Rows:
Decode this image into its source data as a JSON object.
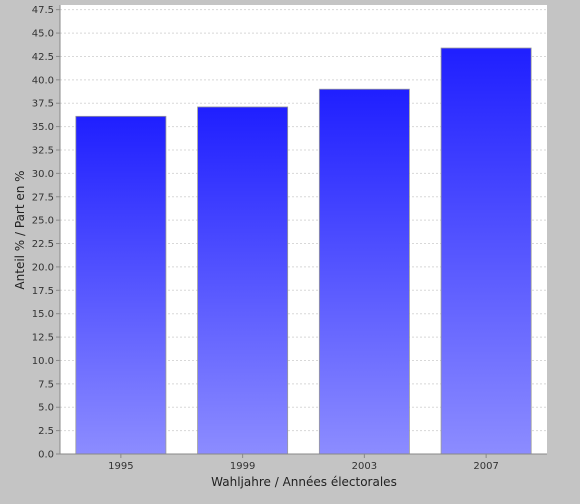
{
  "chart_data": {
    "type": "bar",
    "title": "",
    "xlabel": "Wahljahre / Années électorales",
    "ylabel": "Anteil % / Part en %",
    "categories": [
      "1995",
      "1999",
      "2003",
      "2007"
    ],
    "values": [
      36.1,
      37.1,
      39.0,
      43.4
    ],
    "ylim": [
      0,
      48
    ],
    "yticks": [
      "0.0",
      "2.5",
      "5.0",
      "7.5",
      "10.0",
      "12.5",
      "15.0",
      "17.5",
      "20.0",
      "22.5",
      "25.0",
      "27.5",
      "30.0",
      "32.5",
      "35.0",
      "37.5",
      "40.0",
      "42.5",
      "45.0",
      "47.5"
    ],
    "grid": true,
    "legend": "none",
    "colors": {
      "background": "#c4c4c4",
      "plot_background": "#ffffff",
      "bar_top": "#1f1fff",
      "bar_bottom": "#8c8cff",
      "gridline": "#d8d8d8",
      "axis": "#888888"
    }
  }
}
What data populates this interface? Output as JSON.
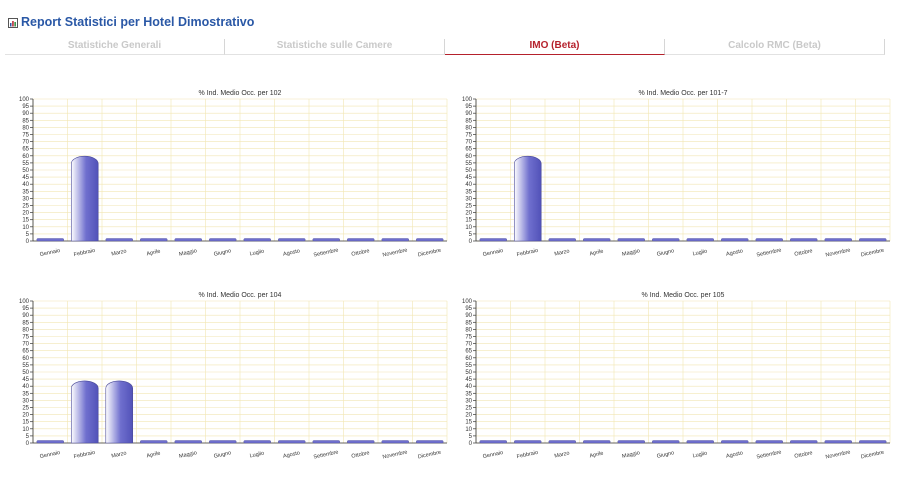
{
  "page": {
    "title": "Report Statistici per Hotel Dimostrativo",
    "icon": "report-icon"
  },
  "tabs": [
    {
      "label": "Statistiche Generali",
      "active": false
    },
    {
      "label": "Statistiche sulle Camere",
      "active": false
    },
    {
      "label": "IMO (Beta)",
      "active": true
    },
    {
      "label": "Calcolo RMC (Beta)",
      "active": false
    }
  ],
  "chart_data": [
    {
      "type": "bar",
      "title": "% Ind. Medio Occ. per 102",
      "categories": [
        "Gennaio",
        "Febbraio",
        "Marzo",
        "Aprile",
        "Maggio",
        "Giugno",
        "Luglio",
        "Agosto",
        "Settembre",
        "Ottobre",
        "Novembre",
        "Dicembre"
      ],
      "values": [
        0,
        64,
        0,
        0,
        0,
        0,
        0,
        0,
        0,
        0,
        0,
        0
      ],
      "ylim": [
        0,
        100
      ],
      "yticks": [
        0,
        5,
        10,
        15,
        20,
        25,
        30,
        35,
        40,
        45,
        50,
        55,
        60,
        65,
        70,
        75,
        80,
        85,
        90,
        95,
        100
      ],
      "grid": true
    },
    {
      "type": "bar",
      "title": "% Ind. Medio Occ. per 101-7",
      "categories": [
        "Gennaio",
        "Febbraio",
        "Marzo",
        "Aprile",
        "Maggio",
        "Giugno",
        "Luglio",
        "Agosto",
        "Settembre",
        "Ottobre",
        "Novembre",
        "Dicembre"
      ],
      "values": [
        0,
        64,
        0,
        0,
        0,
        0,
        0,
        0,
        0,
        0,
        0,
        0
      ],
      "ylim": [
        0,
        100
      ],
      "yticks": [
        0,
        5,
        10,
        15,
        20,
        25,
        30,
        35,
        40,
        45,
        50,
        55,
        60,
        65,
        70,
        75,
        80,
        85,
        90,
        95,
        100
      ],
      "grid": true
    },
    {
      "type": "bar",
      "title": "% Ind. Medio Occ. per 104",
      "categories": [
        "Gennaio",
        "Febbraio",
        "Marzo",
        "Aprile",
        "Maggio",
        "Giugno",
        "Luglio",
        "Agosto",
        "Settembre",
        "Ottobre",
        "Novembre",
        "Dicembre"
      ],
      "values": [
        0,
        48,
        48,
        0,
        0,
        0,
        0,
        0,
        0,
        0,
        0,
        0
      ],
      "ylim": [
        0,
        100
      ],
      "yticks": [
        0,
        5,
        10,
        15,
        20,
        25,
        30,
        35,
        40,
        45,
        50,
        55,
        60,
        65,
        70,
        75,
        80,
        85,
        90,
        95,
        100
      ],
      "grid": true
    },
    {
      "type": "bar",
      "title": "% Ind. Medio Occ. per 105",
      "categories": [
        "Gennaio",
        "Febbraio",
        "Marzo",
        "Aprile",
        "Maggio",
        "Giugno",
        "Luglio",
        "Agosto",
        "Settembre",
        "Ottobre",
        "Novembre",
        "Dicembre"
      ],
      "values": [
        0,
        0,
        0,
        0,
        0,
        0,
        0,
        0,
        0,
        0,
        0,
        0
      ],
      "ylim": [
        0,
        100
      ],
      "yticks": [
        0,
        5,
        10,
        15,
        20,
        25,
        30,
        35,
        40,
        45,
        50,
        55,
        60,
        65,
        70,
        75,
        80,
        85,
        90,
        95,
        100
      ],
      "grid": true
    }
  ],
  "colors": {
    "title": "#2a58a6",
    "tab_active": "#b5212c",
    "tab_inactive": "#c9c9c9",
    "grid": "#f2e6b3",
    "bar": "#6f6fce",
    "axis": "#333333"
  }
}
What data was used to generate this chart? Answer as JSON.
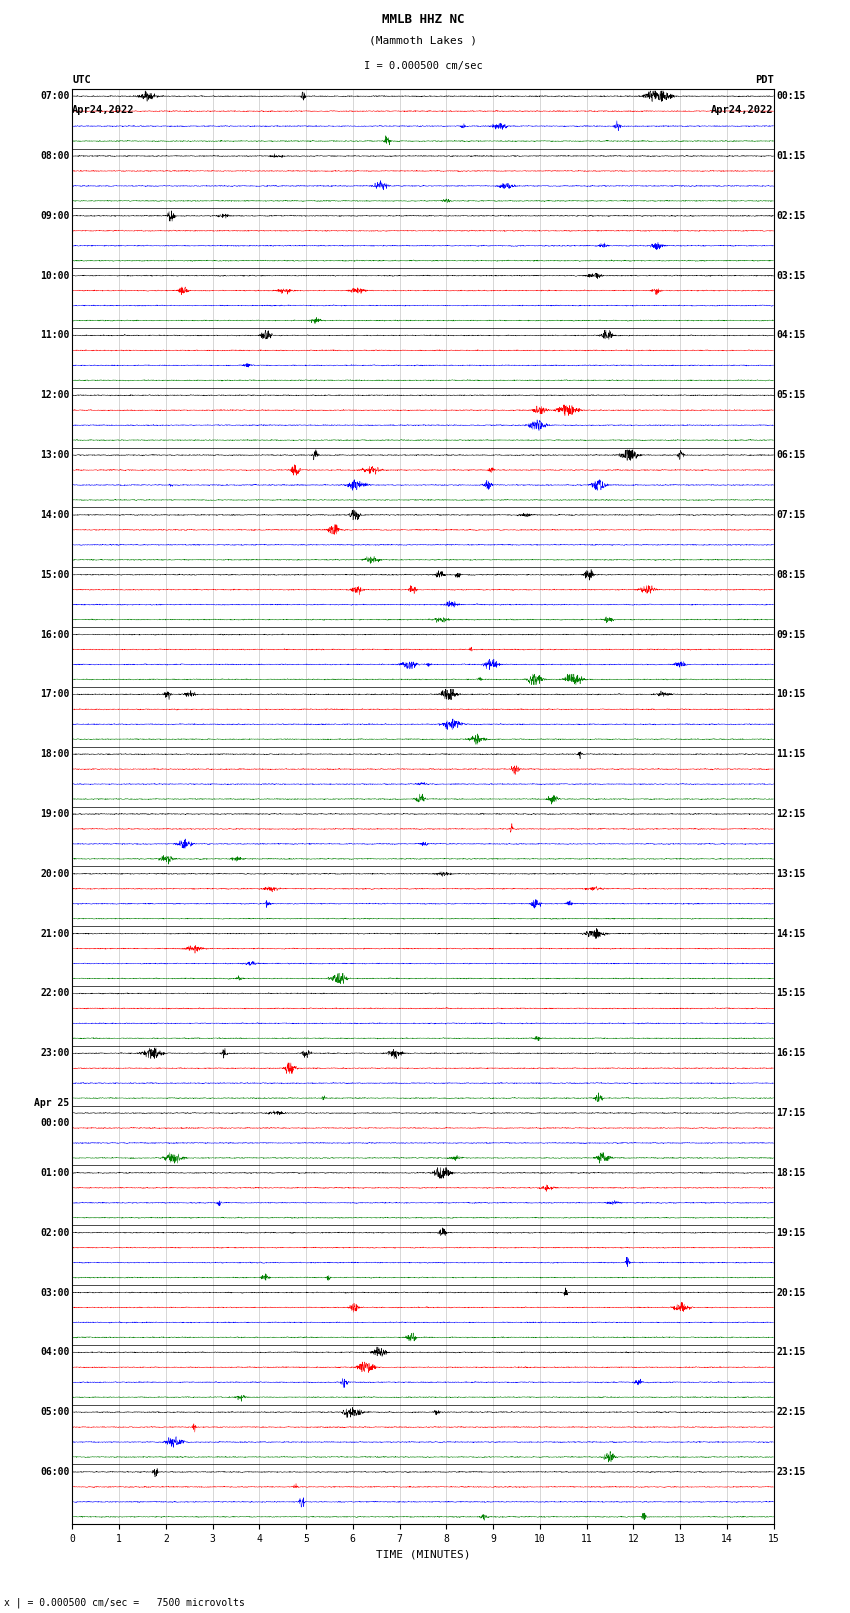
{
  "title_line1": "MMLB HHZ NC",
  "title_line2": "(Mammoth Lakes )",
  "title_line3": "I = 0.000500 cm/sec",
  "left_header_line1": "UTC",
  "left_header_line2": "Apr24,2022",
  "right_header_line1": "PDT",
  "right_header_line2": "Apr24,2022",
  "bottom_xlabel": "TIME (MINUTES)",
  "bottom_note": "x | = 0.000500 cm/sec =   7500 microvolts",
  "utc_labels": [
    [
      "07:00",
      0
    ],
    [
      "08:00",
      4
    ],
    [
      "09:00",
      8
    ],
    [
      "10:00",
      12
    ],
    [
      "11:00",
      16
    ],
    [
      "12:00",
      20
    ],
    [
      "13:00",
      24
    ],
    [
      "14:00",
      28
    ],
    [
      "15:00",
      32
    ],
    [
      "16:00",
      36
    ],
    [
      "17:00",
      40
    ],
    [
      "18:00",
      44
    ],
    [
      "19:00",
      48
    ],
    [
      "20:00",
      52
    ],
    [
      "21:00",
      56
    ],
    [
      "22:00",
      60
    ],
    [
      "23:00",
      64
    ],
    [
      "Apr25\n00:00",
      68
    ],
    [
      "01:00",
      72
    ],
    [
      "02:00",
      76
    ],
    [
      "03:00",
      80
    ],
    [
      "04:00",
      84
    ],
    [
      "05:00",
      88
    ],
    [
      "06:00",
      92
    ]
  ],
  "pdt_labels": [
    [
      "00:15",
      0
    ],
    [
      "01:15",
      4
    ],
    [
      "02:15",
      8
    ],
    [
      "03:15",
      12
    ],
    [
      "04:15",
      16
    ],
    [
      "05:15",
      20
    ],
    [
      "06:15",
      24
    ],
    [
      "07:15",
      28
    ],
    [
      "08:15",
      32
    ],
    [
      "09:15",
      36
    ],
    [
      "10:15",
      40
    ],
    [
      "11:15",
      44
    ],
    [
      "12:15",
      48
    ],
    [
      "13:15",
      52
    ],
    [
      "14:15",
      56
    ],
    [
      "15:15",
      60
    ],
    [
      "16:15",
      64
    ],
    [
      "17:15",
      68
    ],
    [
      "18:15",
      72
    ],
    [
      "19:15",
      76
    ],
    [
      "20:15",
      80
    ],
    [
      "21:15",
      84
    ],
    [
      "22:15",
      88
    ],
    [
      "23:15",
      92
    ]
  ],
  "trace_colors": [
    "black",
    "red",
    "blue",
    "green"
  ],
  "n_rows": 96,
  "n_minutes": 15,
  "fig_width": 8.5,
  "fig_height": 16.13,
  "background_color": "white",
  "grid_color": "#999999",
  "tick_label_fontsize": 7,
  "title_fontsize": 9,
  "header_fontsize": 7.5,
  "label_fontsize": 7
}
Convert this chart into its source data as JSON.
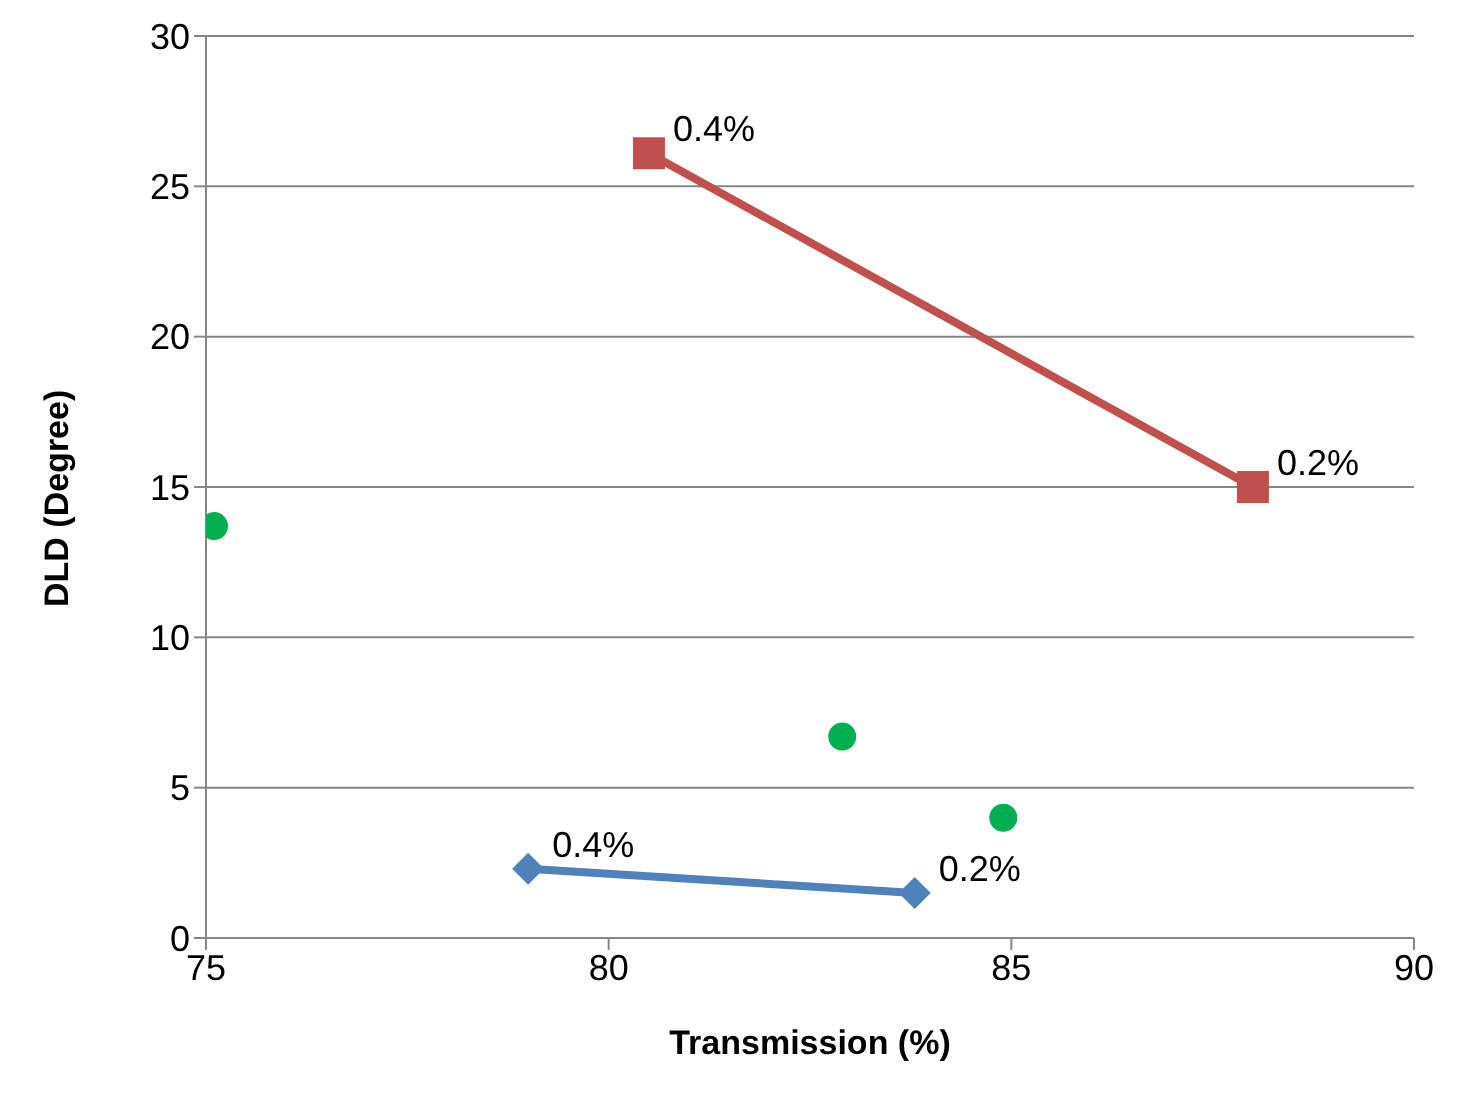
{
  "chart_data": {
    "type": "scatter",
    "xlabel": "Transmission  (%)",
    "ylabel": "DLD (Degree)",
    "xlim": [
      75,
      90
    ],
    "xticks": [
      75,
      80,
      85,
      90
    ],
    "ylim": [
      0,
      30
    ],
    "yticks": [
      0,
      5,
      10,
      15,
      20,
      25,
      30
    ],
    "grid": "y",
    "line_style": "solid",
    "series": [
      {
        "type": "line",
        "marker": "square",
        "color": "#c0504d",
        "x": [
          80.5,
          88
        ],
        "values": [
          26.1,
          15
        ]
      },
      {
        "type": "line",
        "marker": "diamond",
        "color": "#4f81bd",
        "x": [
          79,
          83.8
        ],
        "values": [
          2.3,
          1.5
        ]
      },
      {
        "marker": "circle",
        "color": "#00b050",
        "x": [
          75.1,
          82.9,
          84.9
        ],
        "values": [
          13.7,
          6.7,
          4
        ]
      }
    ],
    "annotations": [
      {
        "text": "0.4%",
        "x": 80.5,
        "y": 26.1
      },
      {
        "text": "0.2%",
        "x": 88,
        "y": 15
      },
      {
        "text": "0.4%",
        "x": 79,
        "y": 2.3
      },
      {
        "text": "0.2%",
        "x": 83.8,
        "y": 1.5
      }
    ]
  }
}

Your goal: Copy out every line from the records that has the word "source".

The reply:
Decode this image into its source data as a JSON object.
Convert this chart into its source data as JSON.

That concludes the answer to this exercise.